(Figure collection entries)
******************************

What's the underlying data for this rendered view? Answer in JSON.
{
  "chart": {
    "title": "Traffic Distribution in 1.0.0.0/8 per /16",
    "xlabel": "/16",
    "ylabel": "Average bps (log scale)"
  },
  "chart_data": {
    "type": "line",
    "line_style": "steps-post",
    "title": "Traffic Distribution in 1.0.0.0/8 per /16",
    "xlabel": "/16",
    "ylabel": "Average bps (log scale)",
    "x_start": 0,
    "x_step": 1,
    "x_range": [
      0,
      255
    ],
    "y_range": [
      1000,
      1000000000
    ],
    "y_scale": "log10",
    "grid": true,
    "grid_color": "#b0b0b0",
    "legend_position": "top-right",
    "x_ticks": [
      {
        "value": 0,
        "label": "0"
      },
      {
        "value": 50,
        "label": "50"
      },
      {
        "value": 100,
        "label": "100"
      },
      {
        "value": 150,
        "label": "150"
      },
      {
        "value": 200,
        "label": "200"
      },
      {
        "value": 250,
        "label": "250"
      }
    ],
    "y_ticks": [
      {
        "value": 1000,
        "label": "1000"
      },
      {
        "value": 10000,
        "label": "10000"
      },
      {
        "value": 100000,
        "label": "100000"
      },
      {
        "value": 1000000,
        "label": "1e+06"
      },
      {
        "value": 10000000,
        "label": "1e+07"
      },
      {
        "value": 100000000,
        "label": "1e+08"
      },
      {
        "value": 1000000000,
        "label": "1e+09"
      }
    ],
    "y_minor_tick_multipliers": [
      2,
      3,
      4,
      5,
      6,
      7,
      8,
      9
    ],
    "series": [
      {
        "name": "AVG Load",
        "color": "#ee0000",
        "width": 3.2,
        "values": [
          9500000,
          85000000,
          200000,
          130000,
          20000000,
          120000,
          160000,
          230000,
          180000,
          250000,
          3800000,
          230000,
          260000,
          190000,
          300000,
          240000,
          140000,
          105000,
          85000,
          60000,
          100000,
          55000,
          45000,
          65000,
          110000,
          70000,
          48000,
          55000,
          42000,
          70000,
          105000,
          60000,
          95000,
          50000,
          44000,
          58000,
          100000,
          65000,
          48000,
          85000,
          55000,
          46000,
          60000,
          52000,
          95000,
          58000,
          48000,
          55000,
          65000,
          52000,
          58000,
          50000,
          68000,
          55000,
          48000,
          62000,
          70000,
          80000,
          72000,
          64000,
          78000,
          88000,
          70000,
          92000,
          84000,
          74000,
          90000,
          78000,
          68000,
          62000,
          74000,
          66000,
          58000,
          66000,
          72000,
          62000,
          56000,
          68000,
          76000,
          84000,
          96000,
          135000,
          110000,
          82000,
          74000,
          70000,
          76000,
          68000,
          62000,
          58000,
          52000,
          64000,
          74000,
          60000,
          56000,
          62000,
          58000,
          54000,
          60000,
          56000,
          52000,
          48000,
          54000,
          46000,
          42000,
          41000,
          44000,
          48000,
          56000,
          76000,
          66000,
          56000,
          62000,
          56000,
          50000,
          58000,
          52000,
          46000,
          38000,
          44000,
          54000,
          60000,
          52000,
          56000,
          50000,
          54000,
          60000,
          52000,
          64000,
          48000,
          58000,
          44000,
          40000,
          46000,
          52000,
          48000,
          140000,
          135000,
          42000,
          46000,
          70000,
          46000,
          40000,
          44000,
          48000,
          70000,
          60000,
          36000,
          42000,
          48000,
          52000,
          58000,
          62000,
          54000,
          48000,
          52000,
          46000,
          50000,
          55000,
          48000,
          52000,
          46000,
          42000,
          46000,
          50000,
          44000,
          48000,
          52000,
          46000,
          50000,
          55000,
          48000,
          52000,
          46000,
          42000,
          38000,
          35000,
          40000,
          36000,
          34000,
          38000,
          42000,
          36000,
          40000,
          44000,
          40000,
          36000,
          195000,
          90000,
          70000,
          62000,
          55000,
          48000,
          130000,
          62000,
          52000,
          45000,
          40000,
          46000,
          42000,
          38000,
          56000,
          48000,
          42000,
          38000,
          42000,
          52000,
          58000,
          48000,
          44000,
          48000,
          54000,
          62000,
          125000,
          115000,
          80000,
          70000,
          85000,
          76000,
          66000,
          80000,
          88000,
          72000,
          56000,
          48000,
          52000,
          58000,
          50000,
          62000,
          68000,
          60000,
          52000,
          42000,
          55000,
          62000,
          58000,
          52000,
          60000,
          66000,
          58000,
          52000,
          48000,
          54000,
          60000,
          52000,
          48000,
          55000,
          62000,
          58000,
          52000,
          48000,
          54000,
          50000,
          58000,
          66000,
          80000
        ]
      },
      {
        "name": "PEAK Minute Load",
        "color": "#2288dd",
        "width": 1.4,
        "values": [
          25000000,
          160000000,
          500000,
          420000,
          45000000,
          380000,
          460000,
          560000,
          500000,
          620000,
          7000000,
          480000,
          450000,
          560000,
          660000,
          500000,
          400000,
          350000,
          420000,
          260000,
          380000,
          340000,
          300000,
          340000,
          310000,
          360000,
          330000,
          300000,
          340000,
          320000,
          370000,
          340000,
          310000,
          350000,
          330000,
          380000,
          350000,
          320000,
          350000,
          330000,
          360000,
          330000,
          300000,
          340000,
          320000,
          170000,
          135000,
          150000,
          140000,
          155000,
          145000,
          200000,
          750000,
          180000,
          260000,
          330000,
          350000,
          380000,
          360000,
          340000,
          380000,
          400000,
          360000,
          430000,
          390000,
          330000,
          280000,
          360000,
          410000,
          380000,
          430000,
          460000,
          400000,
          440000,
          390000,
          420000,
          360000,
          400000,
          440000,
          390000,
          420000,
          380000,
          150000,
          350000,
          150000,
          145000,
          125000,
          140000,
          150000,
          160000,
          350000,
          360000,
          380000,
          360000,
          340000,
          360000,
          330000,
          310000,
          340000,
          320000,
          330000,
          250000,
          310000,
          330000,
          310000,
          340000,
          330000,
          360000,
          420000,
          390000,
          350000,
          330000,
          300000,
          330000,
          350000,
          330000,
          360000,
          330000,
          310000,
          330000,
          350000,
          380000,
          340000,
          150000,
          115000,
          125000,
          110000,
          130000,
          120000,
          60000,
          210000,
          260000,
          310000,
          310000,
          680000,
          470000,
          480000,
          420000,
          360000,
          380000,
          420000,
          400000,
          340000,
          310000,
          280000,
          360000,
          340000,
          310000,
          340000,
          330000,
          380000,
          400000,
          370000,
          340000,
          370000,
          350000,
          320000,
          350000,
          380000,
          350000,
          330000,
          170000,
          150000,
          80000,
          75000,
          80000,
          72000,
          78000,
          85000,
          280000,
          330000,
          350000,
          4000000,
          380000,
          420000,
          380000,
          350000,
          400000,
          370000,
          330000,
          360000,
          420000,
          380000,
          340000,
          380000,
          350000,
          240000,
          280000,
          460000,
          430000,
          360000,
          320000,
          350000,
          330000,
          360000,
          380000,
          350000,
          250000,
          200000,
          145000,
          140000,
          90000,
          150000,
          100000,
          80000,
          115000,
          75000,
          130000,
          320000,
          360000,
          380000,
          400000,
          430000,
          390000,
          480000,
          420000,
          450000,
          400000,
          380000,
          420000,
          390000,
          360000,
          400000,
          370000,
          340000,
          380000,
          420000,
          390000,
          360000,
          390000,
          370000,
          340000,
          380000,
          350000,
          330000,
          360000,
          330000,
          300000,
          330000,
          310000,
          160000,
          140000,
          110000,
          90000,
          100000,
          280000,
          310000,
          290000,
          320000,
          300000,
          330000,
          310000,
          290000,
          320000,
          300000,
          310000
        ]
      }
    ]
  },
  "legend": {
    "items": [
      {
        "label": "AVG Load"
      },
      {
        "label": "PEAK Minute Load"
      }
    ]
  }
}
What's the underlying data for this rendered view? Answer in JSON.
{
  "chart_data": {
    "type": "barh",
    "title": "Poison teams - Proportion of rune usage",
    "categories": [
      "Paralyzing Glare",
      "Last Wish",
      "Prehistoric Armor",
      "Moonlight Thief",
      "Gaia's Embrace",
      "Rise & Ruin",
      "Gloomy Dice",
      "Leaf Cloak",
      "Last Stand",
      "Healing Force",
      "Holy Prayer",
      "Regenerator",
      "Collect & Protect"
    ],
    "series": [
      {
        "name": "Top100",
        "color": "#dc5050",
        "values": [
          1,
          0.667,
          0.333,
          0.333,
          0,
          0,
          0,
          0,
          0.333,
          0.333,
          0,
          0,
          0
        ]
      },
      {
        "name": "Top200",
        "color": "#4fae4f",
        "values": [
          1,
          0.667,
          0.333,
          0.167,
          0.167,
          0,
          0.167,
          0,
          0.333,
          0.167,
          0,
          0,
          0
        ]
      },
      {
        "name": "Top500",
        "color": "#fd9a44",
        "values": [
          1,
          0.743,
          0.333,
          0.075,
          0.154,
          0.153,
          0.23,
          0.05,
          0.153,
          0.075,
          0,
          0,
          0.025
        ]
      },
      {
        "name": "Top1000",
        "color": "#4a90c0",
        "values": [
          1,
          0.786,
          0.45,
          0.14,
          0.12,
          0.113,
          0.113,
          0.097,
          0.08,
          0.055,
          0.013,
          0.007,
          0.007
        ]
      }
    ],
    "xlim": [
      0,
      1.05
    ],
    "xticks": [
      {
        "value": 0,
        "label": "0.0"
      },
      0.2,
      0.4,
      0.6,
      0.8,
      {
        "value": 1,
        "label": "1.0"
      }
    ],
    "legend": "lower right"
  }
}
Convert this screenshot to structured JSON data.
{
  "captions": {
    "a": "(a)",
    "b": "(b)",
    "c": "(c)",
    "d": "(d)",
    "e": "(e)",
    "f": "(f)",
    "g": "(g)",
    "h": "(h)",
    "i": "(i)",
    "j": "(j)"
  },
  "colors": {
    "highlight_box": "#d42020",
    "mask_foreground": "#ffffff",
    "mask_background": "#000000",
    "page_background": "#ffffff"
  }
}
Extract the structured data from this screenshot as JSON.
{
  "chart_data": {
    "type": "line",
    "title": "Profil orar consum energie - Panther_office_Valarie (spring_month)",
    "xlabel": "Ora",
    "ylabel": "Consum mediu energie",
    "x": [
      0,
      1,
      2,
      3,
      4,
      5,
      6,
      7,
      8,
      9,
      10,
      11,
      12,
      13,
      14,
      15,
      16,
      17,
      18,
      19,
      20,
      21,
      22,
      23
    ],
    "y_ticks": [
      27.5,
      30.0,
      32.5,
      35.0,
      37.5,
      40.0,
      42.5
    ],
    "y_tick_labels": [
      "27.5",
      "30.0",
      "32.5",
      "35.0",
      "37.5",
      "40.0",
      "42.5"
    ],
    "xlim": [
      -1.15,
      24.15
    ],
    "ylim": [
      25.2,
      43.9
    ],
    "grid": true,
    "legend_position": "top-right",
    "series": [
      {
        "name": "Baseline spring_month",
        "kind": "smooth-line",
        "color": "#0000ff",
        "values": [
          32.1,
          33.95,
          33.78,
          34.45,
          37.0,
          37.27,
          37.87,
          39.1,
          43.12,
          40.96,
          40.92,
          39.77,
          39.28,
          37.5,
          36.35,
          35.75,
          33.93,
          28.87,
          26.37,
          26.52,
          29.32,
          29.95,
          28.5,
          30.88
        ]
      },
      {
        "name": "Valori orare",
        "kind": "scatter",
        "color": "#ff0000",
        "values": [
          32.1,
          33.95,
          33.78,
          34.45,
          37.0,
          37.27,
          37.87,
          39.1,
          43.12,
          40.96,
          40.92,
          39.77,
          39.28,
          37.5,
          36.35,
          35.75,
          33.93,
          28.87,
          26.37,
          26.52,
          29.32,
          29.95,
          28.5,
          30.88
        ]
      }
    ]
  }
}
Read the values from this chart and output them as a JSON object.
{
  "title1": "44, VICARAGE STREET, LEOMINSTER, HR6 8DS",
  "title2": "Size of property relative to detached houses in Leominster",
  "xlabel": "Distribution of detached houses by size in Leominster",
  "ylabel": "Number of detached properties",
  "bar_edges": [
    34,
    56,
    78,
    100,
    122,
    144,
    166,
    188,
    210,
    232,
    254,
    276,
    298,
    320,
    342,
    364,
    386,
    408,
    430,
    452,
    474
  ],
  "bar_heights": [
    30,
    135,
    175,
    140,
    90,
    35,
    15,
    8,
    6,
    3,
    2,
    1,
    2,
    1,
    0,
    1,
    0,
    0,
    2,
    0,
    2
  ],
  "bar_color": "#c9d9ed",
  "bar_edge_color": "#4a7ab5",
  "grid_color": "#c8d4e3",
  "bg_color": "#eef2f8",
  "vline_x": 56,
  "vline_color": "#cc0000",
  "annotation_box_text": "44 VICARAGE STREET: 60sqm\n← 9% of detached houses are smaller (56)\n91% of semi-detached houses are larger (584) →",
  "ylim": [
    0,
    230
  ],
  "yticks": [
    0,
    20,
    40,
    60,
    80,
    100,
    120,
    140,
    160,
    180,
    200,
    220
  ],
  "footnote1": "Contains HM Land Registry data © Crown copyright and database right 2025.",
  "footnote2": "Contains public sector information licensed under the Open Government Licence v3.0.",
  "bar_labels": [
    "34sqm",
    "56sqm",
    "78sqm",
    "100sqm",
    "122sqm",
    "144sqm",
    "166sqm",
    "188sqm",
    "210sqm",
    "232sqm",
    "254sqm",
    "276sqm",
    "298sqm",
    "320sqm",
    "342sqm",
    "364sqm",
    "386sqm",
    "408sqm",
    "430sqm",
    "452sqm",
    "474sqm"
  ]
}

******************************

*The problem:* Identify every line above that includes the word "ffffff", and show those lines.

*Result of this exercise:*
    "mask_foreground": "#ffffff",
    "page_background": "#ffffff"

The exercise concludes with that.